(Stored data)

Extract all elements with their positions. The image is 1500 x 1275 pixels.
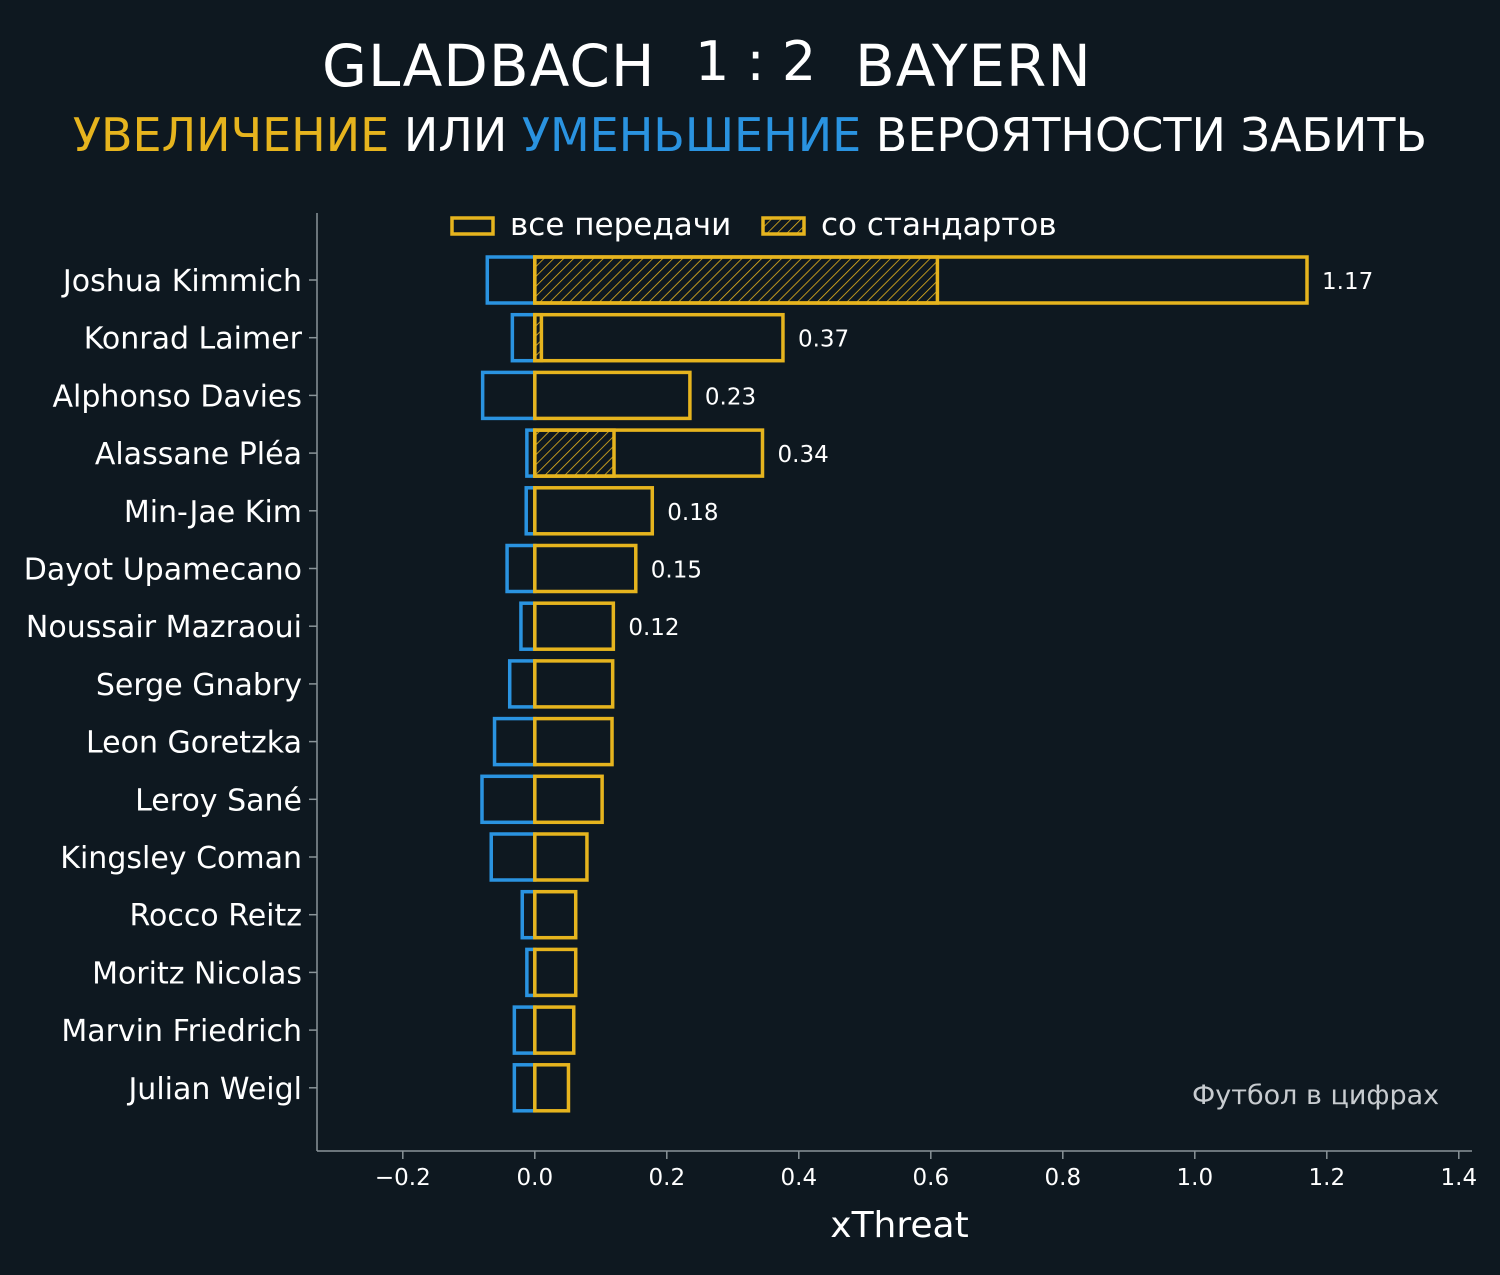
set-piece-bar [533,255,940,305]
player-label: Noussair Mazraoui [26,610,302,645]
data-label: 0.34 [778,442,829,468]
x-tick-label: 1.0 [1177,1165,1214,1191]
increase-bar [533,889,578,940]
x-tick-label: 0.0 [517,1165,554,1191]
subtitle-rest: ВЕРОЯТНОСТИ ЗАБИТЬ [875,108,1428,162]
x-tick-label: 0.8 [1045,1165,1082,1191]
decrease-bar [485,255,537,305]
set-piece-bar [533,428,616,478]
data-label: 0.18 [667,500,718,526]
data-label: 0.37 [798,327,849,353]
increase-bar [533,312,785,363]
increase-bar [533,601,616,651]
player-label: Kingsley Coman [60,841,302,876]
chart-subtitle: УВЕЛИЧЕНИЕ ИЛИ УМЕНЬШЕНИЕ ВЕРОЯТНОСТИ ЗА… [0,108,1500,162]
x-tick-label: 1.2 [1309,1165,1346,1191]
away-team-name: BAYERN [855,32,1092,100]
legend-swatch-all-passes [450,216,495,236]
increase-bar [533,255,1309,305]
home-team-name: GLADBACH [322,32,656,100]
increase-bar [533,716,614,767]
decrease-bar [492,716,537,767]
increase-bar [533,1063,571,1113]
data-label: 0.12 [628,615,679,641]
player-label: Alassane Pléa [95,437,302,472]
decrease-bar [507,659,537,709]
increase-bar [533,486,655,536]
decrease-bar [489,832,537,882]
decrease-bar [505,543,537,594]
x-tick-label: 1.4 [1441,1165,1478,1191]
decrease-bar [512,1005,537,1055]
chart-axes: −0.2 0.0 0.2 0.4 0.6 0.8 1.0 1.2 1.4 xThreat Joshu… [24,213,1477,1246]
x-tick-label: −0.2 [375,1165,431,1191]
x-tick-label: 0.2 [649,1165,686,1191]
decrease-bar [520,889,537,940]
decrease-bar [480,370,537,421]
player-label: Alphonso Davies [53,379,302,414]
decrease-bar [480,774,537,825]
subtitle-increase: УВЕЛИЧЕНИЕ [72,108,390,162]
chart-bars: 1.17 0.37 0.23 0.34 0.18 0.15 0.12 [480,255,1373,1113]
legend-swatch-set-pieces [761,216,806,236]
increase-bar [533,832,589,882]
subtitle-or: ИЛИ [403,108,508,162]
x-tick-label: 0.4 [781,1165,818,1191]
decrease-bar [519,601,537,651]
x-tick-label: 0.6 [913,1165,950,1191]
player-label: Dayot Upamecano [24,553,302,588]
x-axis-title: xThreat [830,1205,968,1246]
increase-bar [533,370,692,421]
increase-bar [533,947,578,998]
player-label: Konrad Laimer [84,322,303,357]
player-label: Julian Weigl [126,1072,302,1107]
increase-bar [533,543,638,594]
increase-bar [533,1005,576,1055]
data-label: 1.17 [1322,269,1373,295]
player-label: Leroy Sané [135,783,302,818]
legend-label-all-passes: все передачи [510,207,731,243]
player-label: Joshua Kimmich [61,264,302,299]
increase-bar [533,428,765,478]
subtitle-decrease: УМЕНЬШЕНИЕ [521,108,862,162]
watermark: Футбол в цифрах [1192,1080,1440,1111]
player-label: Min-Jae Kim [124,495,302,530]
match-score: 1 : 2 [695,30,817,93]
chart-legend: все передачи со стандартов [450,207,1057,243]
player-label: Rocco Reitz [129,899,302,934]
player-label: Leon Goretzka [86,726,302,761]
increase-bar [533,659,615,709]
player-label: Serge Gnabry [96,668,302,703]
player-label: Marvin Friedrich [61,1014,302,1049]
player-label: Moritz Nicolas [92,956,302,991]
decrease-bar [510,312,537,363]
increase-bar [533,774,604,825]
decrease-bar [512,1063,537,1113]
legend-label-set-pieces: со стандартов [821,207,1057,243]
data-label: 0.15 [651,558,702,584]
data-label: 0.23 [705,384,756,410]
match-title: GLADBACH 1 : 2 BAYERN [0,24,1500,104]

DIRECTIONS: Return every line of the rows above without any change, omitting the pictures.

WRITTEN ANSWER:
Extract all elements with their positions. The image is 1500 x 1275 pixels.
set-piece-bar [533,255,940,305]
player-label: Noussair Mazraoui [26,610,302,645]
data-label: 0.34 [778,442,829,468]
x-tick-label: 1.0 [1177,1165,1214,1191]
increase-bar [533,889,578,940]
x-tick-label: 0.0 [517,1165,554,1191]
subtitle-rest: ВЕРОЯТНОСТИ ЗАБИТЬ [875,108,1428,162]
x-tick-label: 0.8 [1045,1165,1082,1191]
decrease-bar [485,255,537,305]
set-piece-bar [533,428,616,478]
data-label: 0.18 [667,500,718,526]
data-label: 0.37 [798,327,849,353]
increase-bar [533,312,785,363]
increase-bar [533,601,616,651]
player-label: Kingsley Coman [60,841,302,876]
chart-subtitle: УВЕЛИЧЕНИЕ ИЛИ УМЕНЬШЕНИЕ ВЕРОЯТНОСТИ ЗА… [0,108,1500,162]
x-tick-label: 1.2 [1309,1165,1346,1191]
away-team-name: BAYERN [855,32,1092,100]
legend-swatch-all-passes [450,216,495,236]
increase-bar [533,255,1309,305]
home-team-name: GLADBACH [322,32,656,100]
increase-bar [533,716,614,767]
decrease-bar [492,716,537,767]
increase-bar [533,1063,571,1113]
data-label: 0.12 [628,615,679,641]
player-label: Alassane Pléa [95,437,302,472]
decrease-bar [507,659,537,709]
increase-bar [533,486,655,536]
decrease-bar [489,832,537,882]
decrease-bar [505,543,537,594]
x-tick-label: 1.4 [1441,1165,1478,1191]
decrease-bar [512,1005,537,1055]
chart-axes: −0.2 0.0 0.2 0.4 0.6 0.8 1.0 1.2 1.4 xThreat Joshu… [24,213,1477,1246]
x-tick-label: −0.2 [375,1165,431,1191]
x-tick-label: 0.2 [649,1165,686,1191]
decrease-bar [520,889,537,940]
decrease-bar [480,370,537,421]
player-label: Alphonso Davies [53,379,302,414]
decrease-bar [480,774,537,825]
subtitle-increase: УВЕЛИЧЕНИЕ [72,108,390,162]
chart-bars: 1.17 0.37 0.23 0.34 0.18 0.15 0.12 [480,255,1373,1113]
legend-swatch-set-pieces [761,216,806,236]
increase-bar [533,832,589,882]
subtitle-or: ИЛИ [403,108,508,162]
x-tick-label: 0.4 [781,1165,818,1191]
decrease-bar [519,601,537,651]
x-tick-label: 0.6 [913,1165,950,1191]
player-label: Dayot Upamecano [24,553,302,588]
x-axis-title: xThreat [830,1205,968,1246]
increase-bar [533,370,692,421]
increase-bar [533,947,578,998]
player-label: Konrad Laimer [84,322,303,357]
player-label: Julian Weigl [126,1072,302,1107]
increase-bar [533,543,638,594]
increase-bar [533,1005,576,1055]
data-label: 1.17 [1322,269,1373,295]
player-label: Leroy Sané [135,783,302,818]
legend-label-all-passes: все передачи [510,207,731,243]
player-label: Joshua Kimmich [61,264,302,299]
increase-bar [533,428,765,478]
subtitle-decrease: УМЕНЬШЕНИЕ [521,108,862,162]
watermark: Футбол в цифрах [1192,1080,1440,1111]
player-label: Min-Jae Kim [124,495,302,530]
match-score: 1 : 2 [695,30,817,93]
chart-legend: все передачи со стандартов [450,207,1057,243]
player-label: Rocco Reitz [129,899,302,934]
player-label: Leon Goretzka [86,726,302,761]
increase-bar [533,659,615,709]
player-label: Serge Gnabry [96,668,302,703]
player-label: Marvin Friedrich [61,1014,302,1049]
player-label: Moritz Nicolas [92,956,302,991]
decrease-bar [510,312,537,363]
increase-bar [533,774,604,825]
decrease-bar [512,1063,537,1113]
legend-label-set-pieces: со стандартов [821,207,1057,243]
data-label: 0.15 [651,558,702,584]
data-label: 0.23 [705,384,756,410]
match-title: GLADBACH 1 : 2 BAYERN [0,24,1500,104]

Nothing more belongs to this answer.